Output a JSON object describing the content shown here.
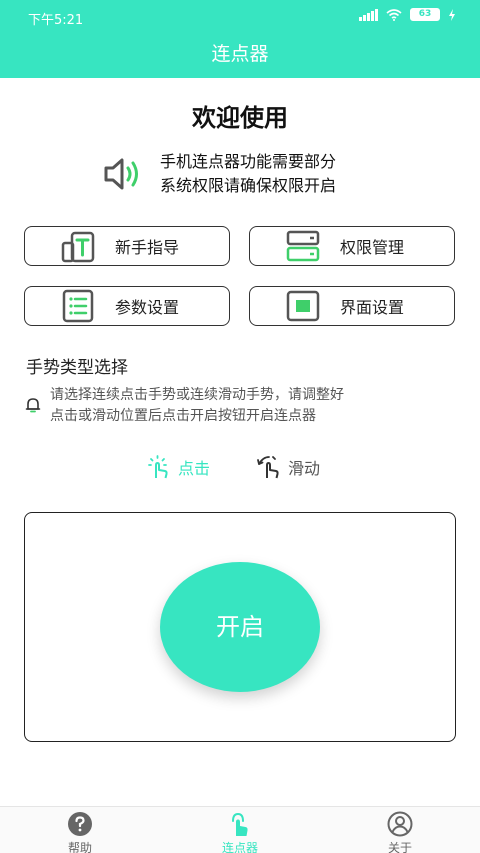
{
  "status_bar": {
    "time": "下午5:21",
    "battery": "63"
  },
  "title_bar": {
    "title": "连点器"
  },
  "welcome": {
    "heading": "欢迎使用"
  },
  "notice": {
    "line1": "手机连点器功能需要部分",
    "line2": "系统权限请确保权限开启"
  },
  "tiles": [
    {
      "label": "新手指导"
    },
    {
      "label": "权限管理"
    },
    {
      "label": "参数设置"
    },
    {
      "label": "界面设置"
    }
  ],
  "gesture": {
    "title": "手势类型选择",
    "hint_line1": "请选择连续点击手势或连续滑动手势，请调整好",
    "hint_line2": "点击或滑动位置后点击开启按钮开启连点器",
    "modes": [
      {
        "label": "点击",
        "selected": true
      },
      {
        "label": "滑动",
        "selected": false
      }
    ]
  },
  "start": {
    "label": "开启"
  },
  "tab_bar": {
    "items": [
      {
        "label": "帮助",
        "active": false
      },
      {
        "label": "连点器",
        "active": true
      },
      {
        "label": "关于",
        "active": false
      }
    ]
  },
  "colors": {
    "accent": "#37e5c1",
    "icon_green": "#3fcf6a",
    "icon_gray": "#555555"
  }
}
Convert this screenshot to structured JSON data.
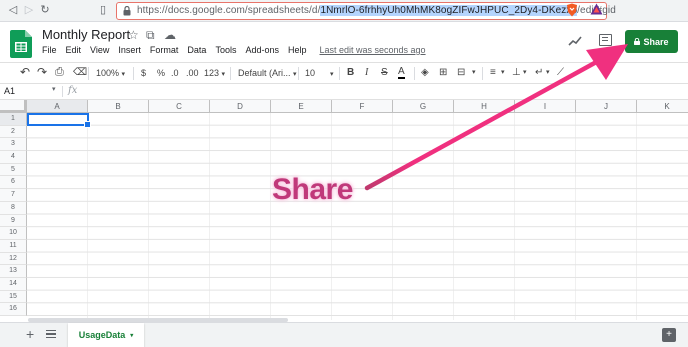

*TASK DIRECTIONS:* Each record above should come back exactly the same, only without its pictures.

*TASK RESULT:*
Output a JSON object describing the content shown here.
{
  "status_bar": {
    "time": "下午5:21",
    "battery": "63"
  },
  "title_bar": {
    "title": "连点器"
  },
  "welcome": {
    "heading": "欢迎使用"
  },
  "notice": {
    "line1": "手机连点器功能需要部分",
    "line2": "系统权限请确保权限开启"
  },
  "tiles": [
    {
      "label": "新手指导"
    },
    {
      "label": "权限管理"
    },
    {
      "label": "参数设置"
    },
    {
      "label": "界面设置"
    }
  ],
  "gesture": {
    "title": "手势类型选择",
    "hint_line1": "请选择连续点击手势或连续滑动手势，请调整好",
    "hint_line2": "点击或滑动位置后点击开启按钮开启连点器",
    "modes": [
      {
        "label": "点击",
        "selected": true
      },
      {
        "label": "滑动",
        "selected": false
      }
    ]
  },
  "start": {
    "label": "开启"
  },
  "tab_bar": {
    "items": [
      {
        "label": "帮助",
        "active": false
      },
      {
        "label": "连点器",
        "active": true
      },
      {
        "label": "关于",
        "active": false
      }
    ]
  },
  "colors": {
    "accent": "#37e5c1",
    "icon_green": "#3fcf6a",
    "icon_gray": "#555555"
  }
}
Convert this screenshot to structured JSON data.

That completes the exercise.